### Recorded data
--- Start ---
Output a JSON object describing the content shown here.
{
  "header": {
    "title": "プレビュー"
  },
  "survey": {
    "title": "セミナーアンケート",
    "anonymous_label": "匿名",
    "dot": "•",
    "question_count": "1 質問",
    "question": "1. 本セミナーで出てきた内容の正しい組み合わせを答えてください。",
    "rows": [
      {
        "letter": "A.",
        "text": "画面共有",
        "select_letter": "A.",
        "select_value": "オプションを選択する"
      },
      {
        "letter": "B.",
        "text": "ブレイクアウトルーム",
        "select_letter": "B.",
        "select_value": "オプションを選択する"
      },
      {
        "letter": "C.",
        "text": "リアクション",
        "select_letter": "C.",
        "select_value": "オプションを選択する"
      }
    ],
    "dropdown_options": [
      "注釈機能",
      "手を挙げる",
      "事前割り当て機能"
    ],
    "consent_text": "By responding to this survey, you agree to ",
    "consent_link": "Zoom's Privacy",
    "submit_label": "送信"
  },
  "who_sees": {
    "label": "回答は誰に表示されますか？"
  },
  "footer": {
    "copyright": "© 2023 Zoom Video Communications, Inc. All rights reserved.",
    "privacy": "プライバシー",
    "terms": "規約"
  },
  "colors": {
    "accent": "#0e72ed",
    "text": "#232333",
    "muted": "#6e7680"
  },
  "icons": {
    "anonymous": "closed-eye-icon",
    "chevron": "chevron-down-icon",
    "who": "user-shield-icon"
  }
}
--- End ---
### Task prompt
Return the whole listing exactly.

### Complete response
Output a JSON object describing the content shown here.
{
  "header": {
    "title": "プレビュー"
  },
  "survey": {
    "title": "セミナーアンケート",
    "anonymous_label": "匿名",
    "dot": "•",
    "question_count": "1 質問",
    "question": "1. 本セミナーで出てきた内容の正しい組み合わせを答えてください。",
    "rows": [
      {
        "letter": "A.",
        "text": "画面共有",
        "select_letter": "A.",
        "select_value": "オプションを選択する"
      },
      {
        "letter": "B.",
        "text": "ブレイクアウトルーム",
        "select_letter": "B.",
        "select_value": "オプションを選択する"
      },
      {
        "letter": "C.",
        "text": "リアクション",
        "select_letter": "C.",
        "select_value": "オプションを選択する"
      }
    ],
    "dropdown_options": [
      "注釈機能",
      "手を挙げる",
      "事前割り当て機能"
    ],
    "consent_text": "By responding to this survey, you agree to ",
    "consent_link": "Zoom's Privacy",
    "submit_label": "送信"
  },
  "who_sees": {
    "label": "回答は誰に表示されますか？"
  },
  "footer": {
    "copyright": "© 2023 Zoom Video Communications, Inc. All rights reserved.",
    "privacy": "プライバシー",
    "terms": "規約"
  },
  "colors": {
    "accent": "#0e72ed",
    "text": "#232333",
    "muted": "#6e7680"
  },
  "icons": {
    "anonymous": "closed-eye-icon",
    "chevron": "chevron-down-icon",
    "who": "user-shield-icon"
  }
}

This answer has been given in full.